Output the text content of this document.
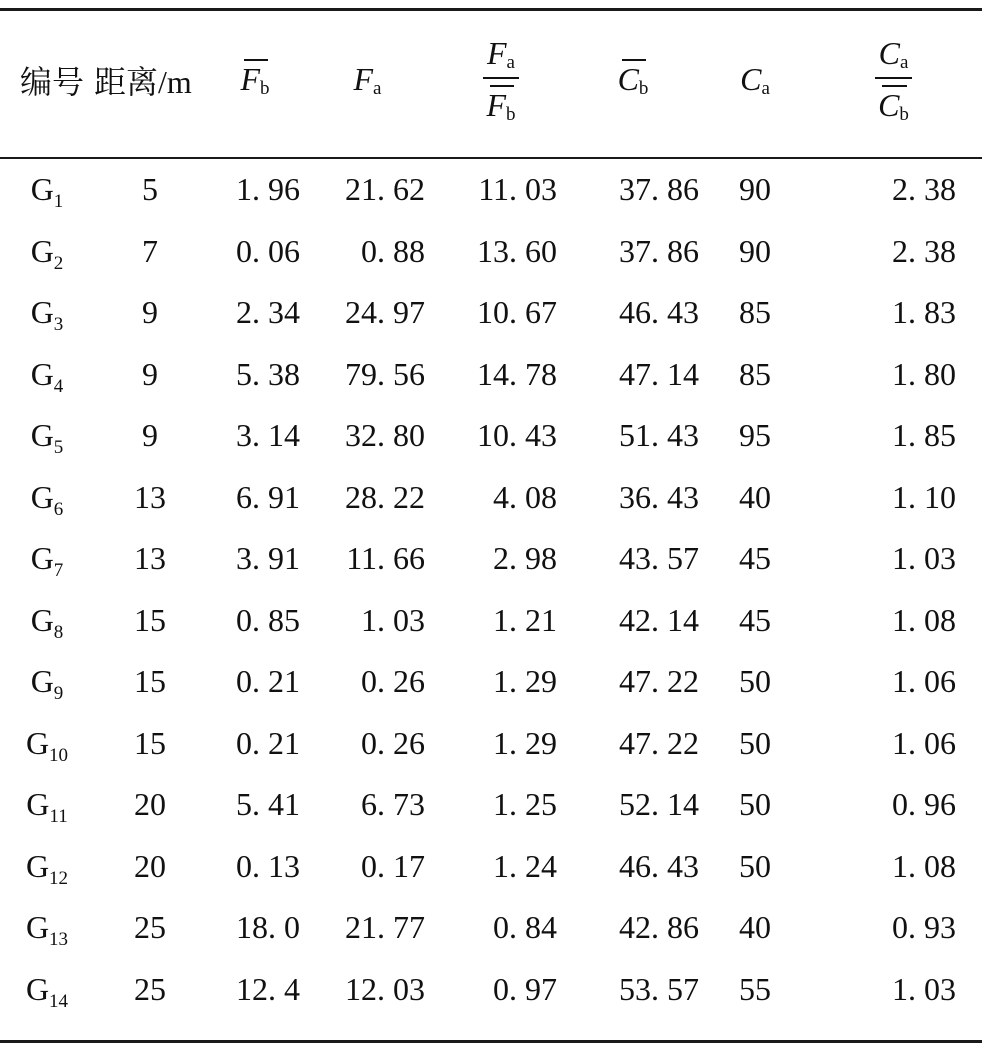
编号	距离/m	$F_b$	$F_a$	$\frac{F_a}{F_b}$	$C_b$	$C_a$	$\frac{C_a}{C_b}$

$G_1$	5	1. 96	21. 62	11. 03	37. 86	90	2. 38
$G_2$	7	0. 06	0. 88	13. 60	37. 86	90	2. 38
$G_3$	9	2. 34	24. 97	10. 67	46. 43	85	1. 83
$G_4$	9	5. 38	79. 56	14. 78	47. 14	85	1. 80
$G_5$	9	3. 14	32. 80	10. 43	51. 43	95	1. 85
$G_6$	13	6. 91	28. 22	4. 08	36. 43	40	1. 10
$G_7$	13	3. 91	11. 66	2. 98	43. 57	45	1. 03
$G_8$	15	0. 85	1. 03	1. 21	42. 14	45	1. 08
$G_9$	15	0. 21	0. 26	1. 29	47. 22	50	1. 06
$G_{10}$	15	0. 21	0. 26	1. 29	47. 22	50	1. 06
$G_{11}$	20	5. 41	6. 73	1. 25	52. 14	50	0. 96
$G_{12}$	20	0. 13	0. 17	1. 24	46. 43	50	1. 08
$G_{13}$	25	18. 0	21. 77	0. 84	42. 86	40	0. 93
$G_{14}$	25	12. 4	12. 03	0. 97	53. 57	55	1. 03
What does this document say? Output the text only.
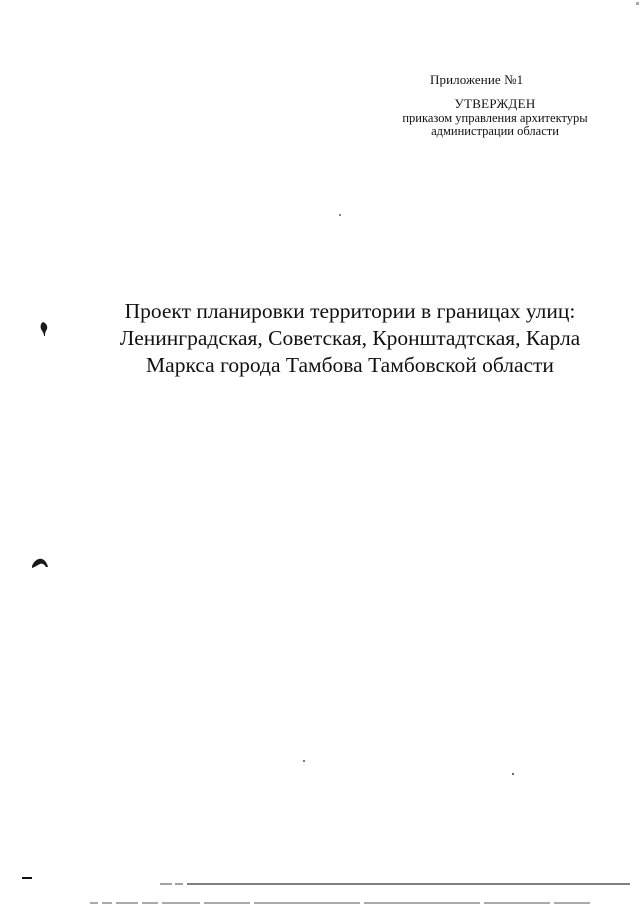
Приложение №1
УТВЕРЖДЕН
приказом управления архитектуры
администрации области
Проект планировки территории в границах улиц:
Ленинградская, Советская, Кронштадтская, Карла
Маркса города Тамбова Тамбовской области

_WHAT YOU SHOULD DO:_ Copy out each line word for word, please, skipping the images.

_FINISHED ANSWER:_
Output the text content of this document.
编号	距离/m	$F_b$	$F_a$	$\frac{F_a}{F_b}$	$C_b$	$C_a$	$\frac{C_a}{C_b}$

$G_1$	5	1. 96	21. 62	11. 03	37. 86	90	2. 38
$G_2$	7	0. 06	0. 88	13. 60	37. 86	90	2. 38
$G_3$	9	2. 34	24. 97	10. 67	46. 43	85	1. 83
$G_4$	9	5. 38	79. 56	14. 78	47. 14	85	1. 80
$G_5$	9	3. 14	32. 80	10. 43	51. 43	95	1. 85
$G_6$	13	6. 91	28. 22	4. 08	36. 43	40	1. 10
$G_7$	13	3. 91	11. 66	2. 98	43. 57	45	1. 03
$G_8$	15	0. 85	1. 03	1. 21	42. 14	45	1. 08
$G_9$	15	0. 21	0. 26	1. 29	47. 22	50	1. 06
$G_{10}$	15	0. 21	0. 26	1. 29	47. 22	50	1. 06
$G_{11}$	20	5. 41	6. 73	1. 25	52. 14	50	0. 96
$G_{12}$	20	0. 13	0. 17	1. 24	46. 43	50	1. 08
$G_{13}$	25	18. 0	21. 77	0. 84	42. 86	40	0. 93
$G_{14}$	25	12. 4	12. 03	0. 97	53. 57	55	1. 03
What does this document say? Output the text only.
Приложение №1
УТВЕРЖДЕН
приказом управления архитектуры
администрации области
Проект планировки территории в границах улиц:
Ленинградская, Советская, Кронштадтская, Карла
Маркса города Тамбова Тамбовской области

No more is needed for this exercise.